TASK BRIEF:
Determine how many lines of the data below contain "peut", then give only that number.
----- DATA TO PROCESS -----
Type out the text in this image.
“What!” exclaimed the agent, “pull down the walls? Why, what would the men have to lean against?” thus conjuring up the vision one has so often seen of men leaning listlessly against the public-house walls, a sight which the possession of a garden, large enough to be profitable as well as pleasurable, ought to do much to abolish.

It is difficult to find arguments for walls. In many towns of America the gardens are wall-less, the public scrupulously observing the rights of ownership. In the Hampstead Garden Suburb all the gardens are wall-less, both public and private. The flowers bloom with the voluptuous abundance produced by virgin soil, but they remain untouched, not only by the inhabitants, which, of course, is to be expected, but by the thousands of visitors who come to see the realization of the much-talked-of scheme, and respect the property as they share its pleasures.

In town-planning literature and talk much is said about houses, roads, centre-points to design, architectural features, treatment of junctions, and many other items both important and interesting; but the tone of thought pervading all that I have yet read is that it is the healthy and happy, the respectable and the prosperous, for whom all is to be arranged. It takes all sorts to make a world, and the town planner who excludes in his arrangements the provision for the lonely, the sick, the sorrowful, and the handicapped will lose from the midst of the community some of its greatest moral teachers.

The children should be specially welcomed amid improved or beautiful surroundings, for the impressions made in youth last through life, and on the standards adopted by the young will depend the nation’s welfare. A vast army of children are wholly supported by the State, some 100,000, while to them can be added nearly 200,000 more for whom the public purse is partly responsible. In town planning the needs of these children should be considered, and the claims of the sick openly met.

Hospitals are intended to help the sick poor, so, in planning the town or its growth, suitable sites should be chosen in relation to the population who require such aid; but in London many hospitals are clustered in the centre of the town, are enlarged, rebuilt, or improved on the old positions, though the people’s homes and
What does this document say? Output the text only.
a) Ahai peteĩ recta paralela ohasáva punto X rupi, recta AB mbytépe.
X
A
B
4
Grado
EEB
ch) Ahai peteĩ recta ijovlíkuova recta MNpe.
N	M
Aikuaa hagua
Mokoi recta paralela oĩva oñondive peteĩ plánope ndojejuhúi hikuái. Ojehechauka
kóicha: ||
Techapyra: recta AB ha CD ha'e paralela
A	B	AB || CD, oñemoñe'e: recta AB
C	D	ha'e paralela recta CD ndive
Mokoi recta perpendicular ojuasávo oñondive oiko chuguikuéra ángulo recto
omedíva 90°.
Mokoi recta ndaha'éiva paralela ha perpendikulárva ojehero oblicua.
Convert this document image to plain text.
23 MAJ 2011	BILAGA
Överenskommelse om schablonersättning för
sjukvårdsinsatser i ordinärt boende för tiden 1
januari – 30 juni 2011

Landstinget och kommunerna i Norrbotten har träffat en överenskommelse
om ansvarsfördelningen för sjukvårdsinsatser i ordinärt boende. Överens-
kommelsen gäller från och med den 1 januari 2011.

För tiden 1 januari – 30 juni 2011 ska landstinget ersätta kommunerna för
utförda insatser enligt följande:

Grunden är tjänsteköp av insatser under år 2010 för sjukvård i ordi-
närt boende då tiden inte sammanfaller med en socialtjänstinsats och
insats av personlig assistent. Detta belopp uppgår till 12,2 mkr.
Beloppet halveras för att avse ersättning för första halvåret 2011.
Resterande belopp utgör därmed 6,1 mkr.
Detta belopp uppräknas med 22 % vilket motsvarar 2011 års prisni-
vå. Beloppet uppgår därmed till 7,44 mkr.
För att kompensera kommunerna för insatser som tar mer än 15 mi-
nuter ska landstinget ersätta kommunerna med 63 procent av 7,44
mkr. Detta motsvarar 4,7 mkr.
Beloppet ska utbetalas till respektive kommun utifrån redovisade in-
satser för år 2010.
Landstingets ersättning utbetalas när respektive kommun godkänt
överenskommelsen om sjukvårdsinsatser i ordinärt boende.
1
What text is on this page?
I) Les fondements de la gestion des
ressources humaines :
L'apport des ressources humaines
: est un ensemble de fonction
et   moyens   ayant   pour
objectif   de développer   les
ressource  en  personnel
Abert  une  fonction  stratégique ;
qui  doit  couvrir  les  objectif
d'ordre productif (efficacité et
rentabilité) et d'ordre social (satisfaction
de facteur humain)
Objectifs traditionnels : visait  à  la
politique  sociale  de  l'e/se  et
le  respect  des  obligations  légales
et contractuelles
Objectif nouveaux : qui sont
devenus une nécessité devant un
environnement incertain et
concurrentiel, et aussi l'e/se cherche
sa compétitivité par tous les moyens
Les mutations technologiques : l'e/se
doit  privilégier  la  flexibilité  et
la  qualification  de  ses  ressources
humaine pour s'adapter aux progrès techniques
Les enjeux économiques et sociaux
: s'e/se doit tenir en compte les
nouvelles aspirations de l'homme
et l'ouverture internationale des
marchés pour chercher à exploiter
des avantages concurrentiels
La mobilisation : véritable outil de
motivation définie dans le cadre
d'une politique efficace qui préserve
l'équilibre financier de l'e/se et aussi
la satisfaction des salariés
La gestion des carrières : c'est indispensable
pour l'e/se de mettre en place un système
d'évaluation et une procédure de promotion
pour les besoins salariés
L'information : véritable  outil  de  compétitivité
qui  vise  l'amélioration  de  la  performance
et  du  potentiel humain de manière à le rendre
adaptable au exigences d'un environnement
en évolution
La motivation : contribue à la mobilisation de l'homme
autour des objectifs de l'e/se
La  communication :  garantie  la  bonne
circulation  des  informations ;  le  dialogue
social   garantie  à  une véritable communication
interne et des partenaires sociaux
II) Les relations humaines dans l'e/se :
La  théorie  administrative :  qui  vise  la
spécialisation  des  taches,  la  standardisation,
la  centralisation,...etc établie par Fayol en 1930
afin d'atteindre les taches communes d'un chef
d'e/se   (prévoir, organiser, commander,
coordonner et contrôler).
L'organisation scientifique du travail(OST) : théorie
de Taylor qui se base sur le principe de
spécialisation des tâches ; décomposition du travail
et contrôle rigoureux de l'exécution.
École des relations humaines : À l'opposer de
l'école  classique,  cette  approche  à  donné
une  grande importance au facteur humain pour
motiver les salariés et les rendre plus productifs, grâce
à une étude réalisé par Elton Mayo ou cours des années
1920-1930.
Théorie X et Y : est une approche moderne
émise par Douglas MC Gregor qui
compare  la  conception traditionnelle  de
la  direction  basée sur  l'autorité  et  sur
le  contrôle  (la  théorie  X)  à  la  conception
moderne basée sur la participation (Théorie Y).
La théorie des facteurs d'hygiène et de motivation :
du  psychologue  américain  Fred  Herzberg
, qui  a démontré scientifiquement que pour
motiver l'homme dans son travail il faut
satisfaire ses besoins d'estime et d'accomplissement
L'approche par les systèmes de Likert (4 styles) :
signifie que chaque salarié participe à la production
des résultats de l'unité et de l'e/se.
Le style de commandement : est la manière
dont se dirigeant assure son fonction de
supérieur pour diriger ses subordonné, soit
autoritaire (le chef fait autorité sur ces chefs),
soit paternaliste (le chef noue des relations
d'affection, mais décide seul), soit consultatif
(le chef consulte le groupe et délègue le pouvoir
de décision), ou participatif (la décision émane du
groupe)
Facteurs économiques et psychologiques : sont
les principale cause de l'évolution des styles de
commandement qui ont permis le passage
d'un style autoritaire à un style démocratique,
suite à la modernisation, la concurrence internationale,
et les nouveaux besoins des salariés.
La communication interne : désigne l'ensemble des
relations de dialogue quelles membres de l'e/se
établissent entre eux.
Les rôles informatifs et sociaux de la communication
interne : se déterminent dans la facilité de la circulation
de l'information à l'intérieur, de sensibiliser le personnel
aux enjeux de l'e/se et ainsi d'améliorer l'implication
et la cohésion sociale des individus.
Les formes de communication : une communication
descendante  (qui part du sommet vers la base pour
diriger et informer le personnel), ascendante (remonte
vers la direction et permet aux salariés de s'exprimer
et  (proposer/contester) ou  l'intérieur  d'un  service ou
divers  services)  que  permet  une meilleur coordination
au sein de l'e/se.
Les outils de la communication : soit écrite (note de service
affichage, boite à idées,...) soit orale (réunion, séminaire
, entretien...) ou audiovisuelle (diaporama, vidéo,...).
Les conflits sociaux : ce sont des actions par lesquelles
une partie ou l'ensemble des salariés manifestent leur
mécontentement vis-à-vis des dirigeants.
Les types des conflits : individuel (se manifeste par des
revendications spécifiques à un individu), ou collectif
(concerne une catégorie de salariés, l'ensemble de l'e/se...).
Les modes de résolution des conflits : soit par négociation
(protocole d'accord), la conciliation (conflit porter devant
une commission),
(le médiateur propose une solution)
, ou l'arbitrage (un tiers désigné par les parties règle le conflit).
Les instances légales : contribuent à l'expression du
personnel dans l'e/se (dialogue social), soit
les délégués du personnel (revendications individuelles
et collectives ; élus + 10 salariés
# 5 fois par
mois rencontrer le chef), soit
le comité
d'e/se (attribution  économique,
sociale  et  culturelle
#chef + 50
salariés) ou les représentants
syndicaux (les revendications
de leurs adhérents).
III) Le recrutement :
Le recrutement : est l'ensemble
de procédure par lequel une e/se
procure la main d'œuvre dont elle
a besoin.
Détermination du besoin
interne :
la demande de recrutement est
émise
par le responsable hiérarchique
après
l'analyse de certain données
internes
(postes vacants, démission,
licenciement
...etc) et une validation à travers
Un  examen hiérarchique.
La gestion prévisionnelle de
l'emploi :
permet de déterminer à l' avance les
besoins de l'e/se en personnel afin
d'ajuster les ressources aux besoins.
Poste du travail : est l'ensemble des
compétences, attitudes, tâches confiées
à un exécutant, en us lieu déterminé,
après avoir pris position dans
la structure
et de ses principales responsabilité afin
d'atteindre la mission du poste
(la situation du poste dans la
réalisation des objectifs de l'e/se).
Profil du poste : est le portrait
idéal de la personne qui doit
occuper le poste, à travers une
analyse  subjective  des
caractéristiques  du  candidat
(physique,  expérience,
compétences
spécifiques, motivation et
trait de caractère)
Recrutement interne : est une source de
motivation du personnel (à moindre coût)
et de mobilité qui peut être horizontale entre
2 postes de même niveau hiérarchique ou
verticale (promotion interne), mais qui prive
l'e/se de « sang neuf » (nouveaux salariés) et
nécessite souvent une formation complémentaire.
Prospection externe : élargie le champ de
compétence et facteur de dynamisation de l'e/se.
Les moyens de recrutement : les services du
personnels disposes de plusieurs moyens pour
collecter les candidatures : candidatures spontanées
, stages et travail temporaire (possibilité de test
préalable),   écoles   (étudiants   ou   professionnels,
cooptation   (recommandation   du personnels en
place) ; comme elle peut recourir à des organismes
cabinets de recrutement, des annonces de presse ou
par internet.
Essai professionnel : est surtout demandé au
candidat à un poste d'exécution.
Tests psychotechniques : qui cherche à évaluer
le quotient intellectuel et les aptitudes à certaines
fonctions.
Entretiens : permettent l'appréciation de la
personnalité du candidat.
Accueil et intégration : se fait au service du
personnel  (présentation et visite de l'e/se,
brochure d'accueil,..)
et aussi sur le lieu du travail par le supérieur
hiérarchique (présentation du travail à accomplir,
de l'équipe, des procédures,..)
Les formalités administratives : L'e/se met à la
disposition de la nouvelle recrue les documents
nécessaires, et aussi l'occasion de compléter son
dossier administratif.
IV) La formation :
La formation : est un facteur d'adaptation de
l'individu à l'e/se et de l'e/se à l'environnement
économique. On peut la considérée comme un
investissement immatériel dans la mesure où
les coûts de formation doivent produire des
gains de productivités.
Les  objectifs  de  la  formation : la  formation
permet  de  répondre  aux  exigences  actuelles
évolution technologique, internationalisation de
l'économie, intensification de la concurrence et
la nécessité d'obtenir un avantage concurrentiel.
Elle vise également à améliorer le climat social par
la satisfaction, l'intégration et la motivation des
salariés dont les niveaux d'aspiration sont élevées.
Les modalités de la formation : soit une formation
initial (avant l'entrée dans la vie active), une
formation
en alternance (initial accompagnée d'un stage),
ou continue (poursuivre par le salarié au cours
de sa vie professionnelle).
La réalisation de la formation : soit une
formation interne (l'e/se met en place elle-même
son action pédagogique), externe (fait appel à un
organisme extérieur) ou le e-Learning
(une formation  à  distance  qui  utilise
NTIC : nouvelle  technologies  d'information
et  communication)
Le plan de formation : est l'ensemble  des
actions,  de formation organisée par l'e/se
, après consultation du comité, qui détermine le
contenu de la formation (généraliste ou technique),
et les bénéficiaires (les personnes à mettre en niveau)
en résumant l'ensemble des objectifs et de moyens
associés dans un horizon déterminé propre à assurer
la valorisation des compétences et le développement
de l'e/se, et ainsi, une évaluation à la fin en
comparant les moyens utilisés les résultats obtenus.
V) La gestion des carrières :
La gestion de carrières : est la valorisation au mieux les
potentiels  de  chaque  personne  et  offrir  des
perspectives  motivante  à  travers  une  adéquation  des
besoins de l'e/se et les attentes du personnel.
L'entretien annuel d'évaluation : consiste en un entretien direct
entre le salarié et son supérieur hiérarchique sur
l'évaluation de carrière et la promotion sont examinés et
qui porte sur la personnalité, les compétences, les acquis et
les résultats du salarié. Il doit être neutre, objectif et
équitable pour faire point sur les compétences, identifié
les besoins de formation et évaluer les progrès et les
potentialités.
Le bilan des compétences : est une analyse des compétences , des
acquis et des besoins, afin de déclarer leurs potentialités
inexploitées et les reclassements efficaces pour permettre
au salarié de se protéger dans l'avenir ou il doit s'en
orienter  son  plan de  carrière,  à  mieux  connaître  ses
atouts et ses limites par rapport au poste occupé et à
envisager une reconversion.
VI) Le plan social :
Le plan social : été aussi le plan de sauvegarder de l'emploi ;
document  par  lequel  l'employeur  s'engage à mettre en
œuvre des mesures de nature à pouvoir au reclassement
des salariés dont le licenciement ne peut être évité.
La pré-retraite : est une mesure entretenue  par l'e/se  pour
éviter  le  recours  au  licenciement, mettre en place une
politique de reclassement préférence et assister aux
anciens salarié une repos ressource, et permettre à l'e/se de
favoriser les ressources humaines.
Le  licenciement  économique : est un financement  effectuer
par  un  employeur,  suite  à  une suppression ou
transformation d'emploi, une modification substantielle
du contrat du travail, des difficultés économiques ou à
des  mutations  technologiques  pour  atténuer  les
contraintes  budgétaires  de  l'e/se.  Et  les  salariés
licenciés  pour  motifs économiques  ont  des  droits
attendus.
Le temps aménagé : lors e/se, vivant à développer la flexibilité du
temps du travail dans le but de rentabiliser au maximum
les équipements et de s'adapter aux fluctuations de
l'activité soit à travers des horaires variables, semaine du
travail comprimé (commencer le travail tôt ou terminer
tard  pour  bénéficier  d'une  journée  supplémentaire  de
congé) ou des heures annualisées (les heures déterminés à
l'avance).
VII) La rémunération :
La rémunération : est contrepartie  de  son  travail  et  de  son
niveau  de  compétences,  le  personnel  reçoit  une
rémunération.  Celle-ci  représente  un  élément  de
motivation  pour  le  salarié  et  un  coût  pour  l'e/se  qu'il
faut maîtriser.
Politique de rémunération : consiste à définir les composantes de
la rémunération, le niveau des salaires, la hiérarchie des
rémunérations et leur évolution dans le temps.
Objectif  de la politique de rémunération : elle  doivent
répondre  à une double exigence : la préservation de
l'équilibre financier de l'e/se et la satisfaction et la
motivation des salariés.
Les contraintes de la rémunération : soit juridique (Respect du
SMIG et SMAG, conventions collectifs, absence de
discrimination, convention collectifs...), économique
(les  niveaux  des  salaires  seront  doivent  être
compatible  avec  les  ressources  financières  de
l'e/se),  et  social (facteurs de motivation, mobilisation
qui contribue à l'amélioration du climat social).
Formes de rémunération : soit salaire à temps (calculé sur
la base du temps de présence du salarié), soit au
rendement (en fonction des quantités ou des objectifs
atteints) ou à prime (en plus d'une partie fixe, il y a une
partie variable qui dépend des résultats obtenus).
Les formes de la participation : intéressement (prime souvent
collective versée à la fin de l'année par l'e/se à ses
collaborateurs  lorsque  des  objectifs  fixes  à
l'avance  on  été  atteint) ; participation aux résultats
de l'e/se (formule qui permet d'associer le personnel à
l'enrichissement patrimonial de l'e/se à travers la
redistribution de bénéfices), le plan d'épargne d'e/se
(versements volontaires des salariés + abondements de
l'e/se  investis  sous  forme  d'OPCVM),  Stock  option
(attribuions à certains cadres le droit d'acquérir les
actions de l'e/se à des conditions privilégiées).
-----
FINISHED EXERCISE:
4